# Task to complete:
Copy out each line that mentions the word "title".

──────── Extracted entries ────────

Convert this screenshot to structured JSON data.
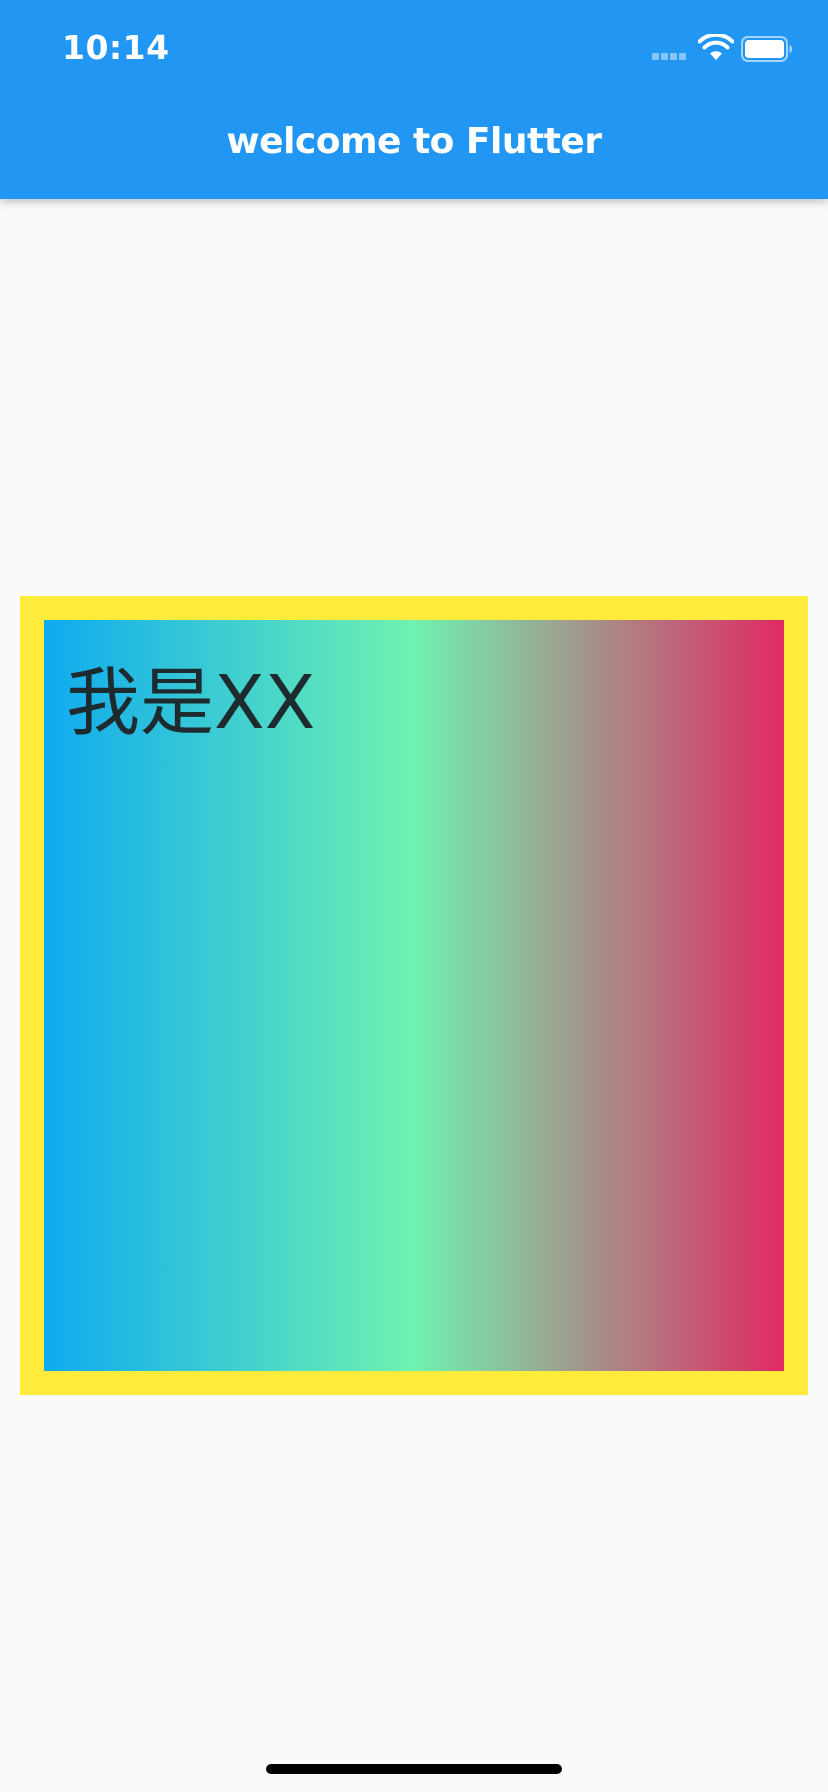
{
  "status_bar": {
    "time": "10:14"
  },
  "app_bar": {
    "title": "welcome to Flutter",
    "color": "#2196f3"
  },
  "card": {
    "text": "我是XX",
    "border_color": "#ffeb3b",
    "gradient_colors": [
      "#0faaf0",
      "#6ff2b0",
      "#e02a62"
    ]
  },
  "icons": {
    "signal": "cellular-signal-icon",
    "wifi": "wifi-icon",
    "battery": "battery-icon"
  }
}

────────
──────── Extracted entries ────────

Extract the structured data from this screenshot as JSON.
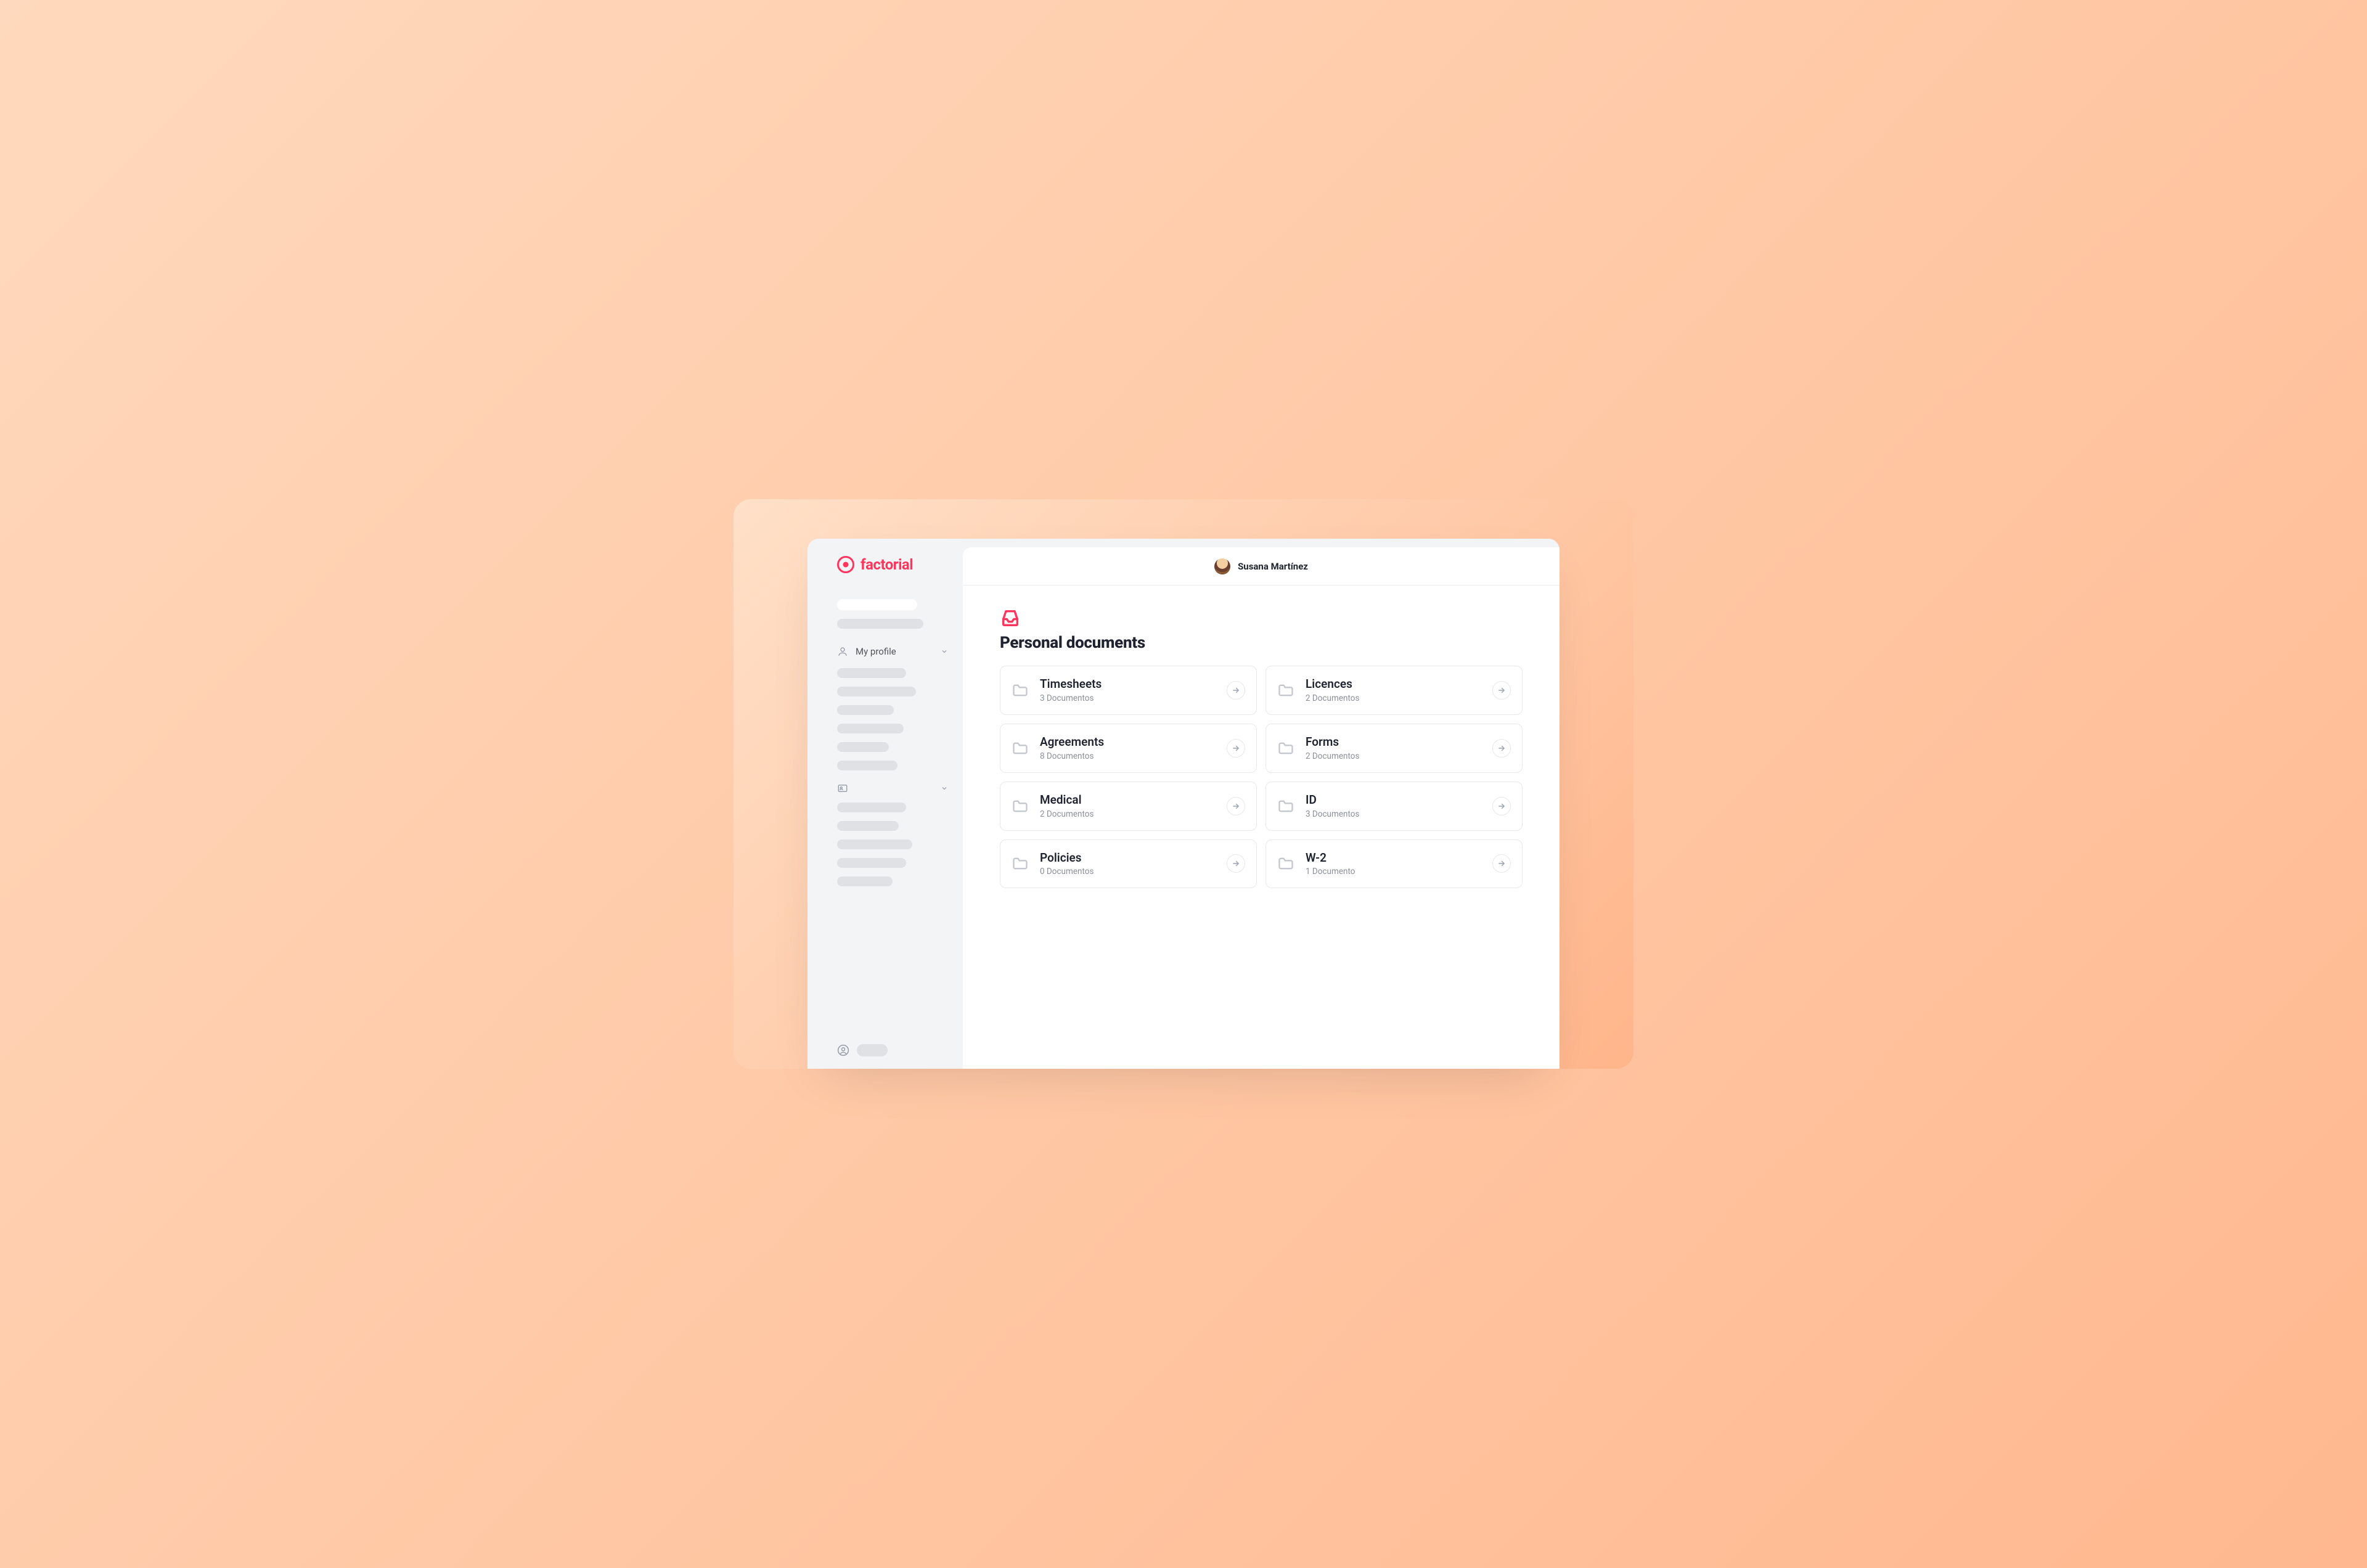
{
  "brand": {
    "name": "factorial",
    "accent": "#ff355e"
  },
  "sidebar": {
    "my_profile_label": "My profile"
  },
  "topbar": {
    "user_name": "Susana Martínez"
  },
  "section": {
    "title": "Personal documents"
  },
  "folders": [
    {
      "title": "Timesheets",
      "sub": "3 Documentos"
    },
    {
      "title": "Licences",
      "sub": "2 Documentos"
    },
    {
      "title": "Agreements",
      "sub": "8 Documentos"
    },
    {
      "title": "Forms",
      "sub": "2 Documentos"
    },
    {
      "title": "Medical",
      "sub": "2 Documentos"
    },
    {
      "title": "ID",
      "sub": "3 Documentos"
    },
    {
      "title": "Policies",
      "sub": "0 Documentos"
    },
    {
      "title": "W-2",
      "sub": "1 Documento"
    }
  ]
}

────────

# Output for this exercise:
    "title": "welcome to Flutter",
    "title": "Personal documents"
      "title": "Timesheets",
      "title": "Licences",
      "title": "Agreements",
      "title": "Forms",
      "title": "Medical",
      "title": "ID",
      "title": "Policies",
      "title": "W-2",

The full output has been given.